* **Given instruction**
Write out all of the entries exactly, please.

--- Begin Records shown ---

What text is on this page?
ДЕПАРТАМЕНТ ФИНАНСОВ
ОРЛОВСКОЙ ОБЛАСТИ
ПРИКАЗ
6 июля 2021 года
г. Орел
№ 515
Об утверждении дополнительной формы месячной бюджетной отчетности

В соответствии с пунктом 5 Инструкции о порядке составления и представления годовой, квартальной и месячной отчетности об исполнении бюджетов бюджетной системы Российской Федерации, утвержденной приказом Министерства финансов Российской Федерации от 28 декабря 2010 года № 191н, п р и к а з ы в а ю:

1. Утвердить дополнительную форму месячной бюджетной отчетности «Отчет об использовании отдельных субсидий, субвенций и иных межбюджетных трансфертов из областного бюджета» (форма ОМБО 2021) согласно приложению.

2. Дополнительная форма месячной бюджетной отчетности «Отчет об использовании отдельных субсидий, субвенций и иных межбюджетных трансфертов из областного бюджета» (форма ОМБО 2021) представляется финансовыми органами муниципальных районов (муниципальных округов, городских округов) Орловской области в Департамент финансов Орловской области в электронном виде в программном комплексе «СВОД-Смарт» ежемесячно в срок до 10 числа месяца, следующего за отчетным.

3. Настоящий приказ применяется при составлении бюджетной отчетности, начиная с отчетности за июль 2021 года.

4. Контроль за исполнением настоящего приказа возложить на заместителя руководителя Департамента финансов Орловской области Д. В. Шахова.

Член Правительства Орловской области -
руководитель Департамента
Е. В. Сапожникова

--- End Records shown ---

* **Answer to this problem**
What text is on this page?
ДЕПАРТАМЕНТ ФИНАНСОВ
ОРЛОВСКОЙ ОБЛАСТИ
ПРИКАЗ
6 июля 2021 года
г. Орел
№ 515
Об утверждении дополнительной формы месячной бюджетной отчетности

В соответствии с пунктом 5 Инструкции о порядке составления и представления годовой, квартальной и месячной отчетности об исполнении бюджетов бюджетной системы Российской Федерации, утвержденной приказом Министерства финансов Российской Федерации от 28 декабря 2010 года № 191н, п р и к а з ы в а ю:

1. Утвердить дополнительную форму месячной бюджетной отчетности «Отчет об использовании отдельных субсидий, субвенций и иных межбюджетных трансфертов из областного бюджета» (форма ОМБО 2021) согласно приложению.

2. Дополнительная форма месячной бюджетной отчетности «Отчет об использовании отдельных субсидий, субвенций и иных межбюджетных трансфертов из областного бюджета» (форма ОМБО 2021) представляется финансовыми органами муниципальных районов (муниципальных округов, городских округов) Орловской области в Департамент финансов Орловской области в электронном виде в программном комплексе «СВОД-Смарт» ежемесячно в срок до 10 числа месяца, следующего за отчетным.

3. Настоящий приказ применяется при составлении бюджетной отчетности, начиная с отчетности за июль 2021 года.

4. Контроль за исполнением настоящего приказа возложить на заместителя руководителя Департамента финансов Орловской области Д. В. Шахова.

Член Правительства Орловской области -
руководитель Департамента
Е. В. Сапожникова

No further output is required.